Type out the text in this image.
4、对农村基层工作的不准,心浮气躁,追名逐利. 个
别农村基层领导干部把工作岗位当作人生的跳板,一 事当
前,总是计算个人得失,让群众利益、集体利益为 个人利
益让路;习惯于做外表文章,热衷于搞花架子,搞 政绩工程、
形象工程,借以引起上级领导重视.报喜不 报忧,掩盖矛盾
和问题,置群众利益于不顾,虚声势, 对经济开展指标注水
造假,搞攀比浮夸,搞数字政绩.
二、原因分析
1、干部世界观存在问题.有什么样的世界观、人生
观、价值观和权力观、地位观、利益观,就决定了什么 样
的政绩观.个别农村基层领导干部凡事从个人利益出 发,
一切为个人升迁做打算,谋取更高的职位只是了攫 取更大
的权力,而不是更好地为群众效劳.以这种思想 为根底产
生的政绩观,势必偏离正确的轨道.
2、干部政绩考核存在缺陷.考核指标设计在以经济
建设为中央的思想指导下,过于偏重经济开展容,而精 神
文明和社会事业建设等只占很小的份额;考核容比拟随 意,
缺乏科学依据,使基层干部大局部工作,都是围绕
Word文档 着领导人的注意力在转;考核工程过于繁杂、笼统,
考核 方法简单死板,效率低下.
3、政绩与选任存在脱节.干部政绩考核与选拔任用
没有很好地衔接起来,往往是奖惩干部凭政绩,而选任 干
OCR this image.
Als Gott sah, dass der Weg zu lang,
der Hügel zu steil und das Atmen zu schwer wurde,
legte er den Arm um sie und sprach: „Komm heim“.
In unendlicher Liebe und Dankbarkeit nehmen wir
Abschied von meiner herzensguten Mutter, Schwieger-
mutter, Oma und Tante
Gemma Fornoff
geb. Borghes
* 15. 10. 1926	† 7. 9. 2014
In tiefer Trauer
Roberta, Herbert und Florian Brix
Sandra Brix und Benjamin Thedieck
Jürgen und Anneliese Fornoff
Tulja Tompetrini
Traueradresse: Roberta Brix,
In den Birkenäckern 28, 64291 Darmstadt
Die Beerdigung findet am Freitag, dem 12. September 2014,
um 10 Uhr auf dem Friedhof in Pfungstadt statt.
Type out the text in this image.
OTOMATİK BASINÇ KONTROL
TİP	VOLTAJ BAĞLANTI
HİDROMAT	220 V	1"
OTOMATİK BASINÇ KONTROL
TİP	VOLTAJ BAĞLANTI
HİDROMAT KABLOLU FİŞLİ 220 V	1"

# # # # # # #

Return what is listed above, exactly and completely.

Type out the text in this image.
4、对农村基层工作的不准,心浮气躁,追名逐利. 个
别农村基层领导干部把工作岗位当作人生的跳板,一 事当
前,总是计算个人得失,让群众利益、集体利益为 个人利
益让路;习惯于做外表文章,热衷于搞花架子,搞 政绩工程、
形象工程,借以引起上级领导重视.报喜不 报忧,掩盖矛盾
和问题,置群众利益于不顾,虚声势, 对经济开展指标注水
造假,搞攀比浮夸,搞数字政绩.
二、原因分析
1、干部世界观存在问题.有什么样的世界观、人生
观、价值观和权力观、地位观、利益观,就决定了什么 样
的政绩观.个别农村基层领导干部凡事从个人利益出 发,
一切为个人升迁做打算,谋取更高的职位只是了攫 取更大
的权力,而不是更好地为群众效劳.以这种思想 为根底产
生的政绩观,势必偏离正确的轨道.
2、干部政绩考核存在缺陷.考核指标设计在以经济
建设为中央的思想指导下,过于偏重经济开展容,而精 神
文明和社会事业建设等只占很小的份额;考核容比拟随 意,
缺乏科学依据,使基层干部大局部工作,都是围绕
Word文档 着领导人的注意力在转;考核工程过于繁杂、笼统,
考核 方法简单死板,效率低下.
3、政绩与选任存在脱节.干部政绩考核与选拔任用
没有很好地衔接起来,往往是奖惩干部凭政绩,而选任 干
OCR this image.
Als Gott sah, dass der Weg zu lang,
der Hügel zu steil und das Atmen zu schwer wurde,
legte er den Arm um sie und sprach: „Komm heim“.
In unendlicher Liebe und Dankbarkeit nehmen wir
Abschied von meiner herzensguten Mutter, Schwieger-
mutter, Oma und Tante
Gemma Fornoff
geb. Borghes
* 15. 10. 1926	† 7. 9. 2014
In tiefer Trauer
Roberta, Herbert und Florian Brix
Sandra Brix und Benjamin Thedieck
Jürgen und Anneliese Fornoff
Tulja Tompetrini
Traueradresse: Roberta Brix,
In den Birkenäckern 28, 64291 Darmstadt
Die Beerdigung findet am Freitag, dem 12. September 2014,
um 10 Uhr auf dem Friedhof in Pfungstadt statt.
Type out the text in this image.
OTOMATİK BASINÇ KONTROL
TİP	VOLTAJ BAĞLANTI
HİDROMAT	220 V	1"
OTOMATİK BASINÇ KONTROL
TİP	VOLTAJ BAĞLANTI
HİDROMAT KABLOLU FİŞLİ 220 V	1"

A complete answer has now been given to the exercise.